§ WHAT IS REQUIRED: Turn everything from the start of the records down to the line containing "operation-name: testMotherBd (void)", both ends included, into a JSON list of strings with one string per line and blank lines left out.

§ DATASET EXTRACT:

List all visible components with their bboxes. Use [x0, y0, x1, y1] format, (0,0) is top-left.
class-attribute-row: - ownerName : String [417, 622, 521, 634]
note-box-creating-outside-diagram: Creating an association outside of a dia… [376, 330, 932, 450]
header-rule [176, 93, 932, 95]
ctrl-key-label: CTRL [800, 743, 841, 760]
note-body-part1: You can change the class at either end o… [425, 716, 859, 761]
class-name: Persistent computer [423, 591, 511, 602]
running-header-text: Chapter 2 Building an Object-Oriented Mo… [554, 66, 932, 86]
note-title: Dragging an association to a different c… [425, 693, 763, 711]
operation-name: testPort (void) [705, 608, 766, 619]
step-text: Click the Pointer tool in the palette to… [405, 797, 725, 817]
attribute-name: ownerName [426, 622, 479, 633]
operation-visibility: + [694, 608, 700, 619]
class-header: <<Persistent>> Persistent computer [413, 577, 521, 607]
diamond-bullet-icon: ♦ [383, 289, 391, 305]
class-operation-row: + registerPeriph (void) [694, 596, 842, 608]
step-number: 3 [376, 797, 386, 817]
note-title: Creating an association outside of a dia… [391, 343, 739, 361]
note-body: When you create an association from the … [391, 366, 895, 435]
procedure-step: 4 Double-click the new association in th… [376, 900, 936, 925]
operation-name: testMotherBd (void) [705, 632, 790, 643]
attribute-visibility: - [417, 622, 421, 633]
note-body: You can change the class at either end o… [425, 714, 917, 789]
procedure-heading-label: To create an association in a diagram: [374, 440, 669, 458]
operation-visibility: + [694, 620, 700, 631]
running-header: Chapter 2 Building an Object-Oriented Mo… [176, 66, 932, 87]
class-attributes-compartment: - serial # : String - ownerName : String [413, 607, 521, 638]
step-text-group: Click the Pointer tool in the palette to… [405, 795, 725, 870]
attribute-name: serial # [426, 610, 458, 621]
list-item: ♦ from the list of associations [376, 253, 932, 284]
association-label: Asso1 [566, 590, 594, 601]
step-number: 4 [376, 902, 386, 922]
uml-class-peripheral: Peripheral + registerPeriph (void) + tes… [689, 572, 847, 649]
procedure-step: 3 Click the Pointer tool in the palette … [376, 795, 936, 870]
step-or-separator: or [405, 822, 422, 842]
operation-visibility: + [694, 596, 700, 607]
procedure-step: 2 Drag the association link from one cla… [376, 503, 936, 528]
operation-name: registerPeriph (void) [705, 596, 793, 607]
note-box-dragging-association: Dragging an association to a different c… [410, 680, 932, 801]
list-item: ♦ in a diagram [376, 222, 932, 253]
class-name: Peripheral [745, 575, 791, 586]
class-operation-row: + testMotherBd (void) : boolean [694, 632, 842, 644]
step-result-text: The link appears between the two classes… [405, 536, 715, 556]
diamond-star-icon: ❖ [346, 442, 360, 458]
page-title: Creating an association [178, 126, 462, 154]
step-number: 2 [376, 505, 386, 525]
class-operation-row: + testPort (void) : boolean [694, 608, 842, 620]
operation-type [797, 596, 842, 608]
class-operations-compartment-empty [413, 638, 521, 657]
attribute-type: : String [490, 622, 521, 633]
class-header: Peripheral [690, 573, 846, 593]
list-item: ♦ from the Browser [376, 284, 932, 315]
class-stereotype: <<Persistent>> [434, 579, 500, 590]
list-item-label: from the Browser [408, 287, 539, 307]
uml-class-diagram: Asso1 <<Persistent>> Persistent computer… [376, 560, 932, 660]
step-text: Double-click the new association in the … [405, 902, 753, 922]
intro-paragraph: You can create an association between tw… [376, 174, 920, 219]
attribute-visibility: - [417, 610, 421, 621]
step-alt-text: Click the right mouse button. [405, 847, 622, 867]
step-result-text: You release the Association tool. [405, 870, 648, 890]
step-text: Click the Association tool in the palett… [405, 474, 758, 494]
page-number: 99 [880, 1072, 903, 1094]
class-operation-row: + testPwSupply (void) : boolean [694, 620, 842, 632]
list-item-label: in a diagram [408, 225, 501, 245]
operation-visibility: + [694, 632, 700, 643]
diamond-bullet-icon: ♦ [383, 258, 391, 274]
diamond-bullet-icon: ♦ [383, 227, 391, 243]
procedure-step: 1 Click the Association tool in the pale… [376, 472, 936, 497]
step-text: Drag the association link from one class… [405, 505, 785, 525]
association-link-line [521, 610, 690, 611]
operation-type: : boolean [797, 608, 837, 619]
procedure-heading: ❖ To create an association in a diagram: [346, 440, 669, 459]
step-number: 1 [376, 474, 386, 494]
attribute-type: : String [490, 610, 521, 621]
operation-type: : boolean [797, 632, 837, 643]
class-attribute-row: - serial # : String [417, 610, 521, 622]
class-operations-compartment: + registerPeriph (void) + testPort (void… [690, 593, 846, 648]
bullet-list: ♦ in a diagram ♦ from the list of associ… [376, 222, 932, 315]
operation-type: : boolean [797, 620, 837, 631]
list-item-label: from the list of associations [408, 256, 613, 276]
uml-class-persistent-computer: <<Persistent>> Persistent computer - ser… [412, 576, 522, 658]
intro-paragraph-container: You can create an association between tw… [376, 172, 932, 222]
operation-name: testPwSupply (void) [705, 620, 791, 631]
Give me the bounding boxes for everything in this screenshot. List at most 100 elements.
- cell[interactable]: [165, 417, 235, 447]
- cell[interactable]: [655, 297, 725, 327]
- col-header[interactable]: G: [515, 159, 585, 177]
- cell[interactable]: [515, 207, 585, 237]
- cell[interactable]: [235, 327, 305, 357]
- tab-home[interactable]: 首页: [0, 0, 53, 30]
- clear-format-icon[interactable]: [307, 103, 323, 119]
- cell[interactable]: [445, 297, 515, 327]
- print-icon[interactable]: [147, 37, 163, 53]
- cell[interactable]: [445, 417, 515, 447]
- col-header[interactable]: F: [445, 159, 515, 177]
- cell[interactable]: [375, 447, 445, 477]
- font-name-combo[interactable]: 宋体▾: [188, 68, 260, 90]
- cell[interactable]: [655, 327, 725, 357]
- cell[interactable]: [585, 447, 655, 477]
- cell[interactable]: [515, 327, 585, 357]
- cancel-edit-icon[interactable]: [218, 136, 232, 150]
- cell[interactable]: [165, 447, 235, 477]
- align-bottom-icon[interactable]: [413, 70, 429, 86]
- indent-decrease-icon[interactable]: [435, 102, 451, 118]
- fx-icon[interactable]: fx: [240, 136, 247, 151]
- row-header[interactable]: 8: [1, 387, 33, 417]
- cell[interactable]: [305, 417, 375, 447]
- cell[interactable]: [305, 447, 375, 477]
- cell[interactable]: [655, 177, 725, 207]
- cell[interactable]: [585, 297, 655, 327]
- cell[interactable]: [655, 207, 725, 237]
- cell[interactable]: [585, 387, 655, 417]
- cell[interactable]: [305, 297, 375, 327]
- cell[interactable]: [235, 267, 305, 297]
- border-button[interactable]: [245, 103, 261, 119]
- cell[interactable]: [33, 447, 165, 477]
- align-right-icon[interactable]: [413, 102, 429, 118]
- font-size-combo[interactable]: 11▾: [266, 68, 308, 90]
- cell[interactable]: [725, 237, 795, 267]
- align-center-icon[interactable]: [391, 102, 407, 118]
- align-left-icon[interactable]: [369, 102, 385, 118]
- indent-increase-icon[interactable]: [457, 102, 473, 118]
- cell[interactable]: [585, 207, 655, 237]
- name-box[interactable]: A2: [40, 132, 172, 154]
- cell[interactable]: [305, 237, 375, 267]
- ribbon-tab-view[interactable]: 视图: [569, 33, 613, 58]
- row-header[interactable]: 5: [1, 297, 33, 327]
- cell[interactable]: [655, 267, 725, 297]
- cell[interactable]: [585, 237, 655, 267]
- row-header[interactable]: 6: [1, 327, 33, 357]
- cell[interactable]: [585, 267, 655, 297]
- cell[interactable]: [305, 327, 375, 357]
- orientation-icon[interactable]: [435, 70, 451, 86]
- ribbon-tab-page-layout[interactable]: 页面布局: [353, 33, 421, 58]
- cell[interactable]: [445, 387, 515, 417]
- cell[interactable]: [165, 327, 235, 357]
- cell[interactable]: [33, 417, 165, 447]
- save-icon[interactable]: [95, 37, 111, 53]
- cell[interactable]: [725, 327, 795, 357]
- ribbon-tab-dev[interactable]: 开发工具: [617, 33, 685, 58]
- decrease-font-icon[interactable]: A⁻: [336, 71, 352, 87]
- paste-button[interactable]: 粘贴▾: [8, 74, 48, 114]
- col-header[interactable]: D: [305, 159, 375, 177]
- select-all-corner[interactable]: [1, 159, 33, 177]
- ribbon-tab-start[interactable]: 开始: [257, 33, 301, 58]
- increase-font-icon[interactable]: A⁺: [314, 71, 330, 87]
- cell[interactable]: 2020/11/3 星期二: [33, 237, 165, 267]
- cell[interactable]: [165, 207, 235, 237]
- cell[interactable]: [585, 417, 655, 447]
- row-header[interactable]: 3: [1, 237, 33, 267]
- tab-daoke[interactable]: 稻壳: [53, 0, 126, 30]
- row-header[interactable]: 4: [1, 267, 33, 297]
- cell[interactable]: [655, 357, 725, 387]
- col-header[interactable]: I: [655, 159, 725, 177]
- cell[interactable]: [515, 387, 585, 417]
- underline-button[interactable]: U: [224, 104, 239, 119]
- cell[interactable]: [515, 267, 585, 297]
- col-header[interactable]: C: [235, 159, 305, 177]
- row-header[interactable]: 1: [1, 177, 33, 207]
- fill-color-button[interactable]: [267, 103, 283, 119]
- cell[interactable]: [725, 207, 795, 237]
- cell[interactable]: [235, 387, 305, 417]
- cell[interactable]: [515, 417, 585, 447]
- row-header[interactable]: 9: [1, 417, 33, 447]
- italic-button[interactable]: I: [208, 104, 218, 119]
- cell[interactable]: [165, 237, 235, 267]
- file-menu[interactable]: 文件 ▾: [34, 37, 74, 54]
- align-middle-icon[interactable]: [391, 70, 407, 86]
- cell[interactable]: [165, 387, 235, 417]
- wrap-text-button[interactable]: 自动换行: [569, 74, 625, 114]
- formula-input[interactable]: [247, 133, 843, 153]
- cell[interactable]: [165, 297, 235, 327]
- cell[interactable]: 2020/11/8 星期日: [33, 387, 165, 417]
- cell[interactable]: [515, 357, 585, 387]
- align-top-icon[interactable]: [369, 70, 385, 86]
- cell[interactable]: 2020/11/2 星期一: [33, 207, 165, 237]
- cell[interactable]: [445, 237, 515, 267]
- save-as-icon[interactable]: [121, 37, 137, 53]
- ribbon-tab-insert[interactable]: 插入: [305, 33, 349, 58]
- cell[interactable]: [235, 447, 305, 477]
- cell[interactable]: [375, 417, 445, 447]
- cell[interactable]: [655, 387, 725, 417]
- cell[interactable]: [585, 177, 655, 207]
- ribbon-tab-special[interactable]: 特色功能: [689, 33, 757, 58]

§ EXERCISE RESULT:
[
  "List all visible components with their bboxes. Use [x0, y0, x1, y1] format, (0,0) is top-left.",
  "class-attribute-row: - ownerName : String [417, 622, 521, 634]",
  "note-box-creating-outside-diagram: Creating an association outside of a dia… [376, 330, 932, 450]",
  "header-rule [176, 93, 932, 95]",
  "ctrl-key-label: CTRL [800, 743, 841, 760]",
  "note-body-part1: You can change the class at either end o… [425, 716, 859, 761]",
  "class-name: Persistent computer [423, 591, 511, 602]",
  "running-header-text: Chapter 2 Building an Object-Oriented Mo… [554, 66, 932, 86]",
  "note-title: Dragging an association to a different c… [425, 693, 763, 711]",
  "operation-name: testPort (void) [705, 608, 766, 619]",
  "step-text: Click the Pointer tool in the palette to… [405, 797, 725, 817]",
  "attribute-name: ownerName [426, 622, 479, 633]",
  "operation-visibility: + [694, 608, 700, 619]",
  "class-header: <<Persistent>> Persistent computer [413, 577, 521, 607]",
  "diamond-bullet-icon: ♦ [383, 289, 391, 305]",
  "class-operation-row: + registerPeriph (void) [694, 596, 842, 608]",
  "step-number: 3 [376, 797, 386, 817]",
  "note-title: Creating an association outside of a dia… [391, 343, 739, 361]",
  "note-body: When you create an association from the … [391, 366, 895, 435]",
  "procedure-step: 4 Double-click the new association in th… [376, 900, 936, 925]",
  "operation-name: testMotherBd (void) [705, 632, 790, 643]"
]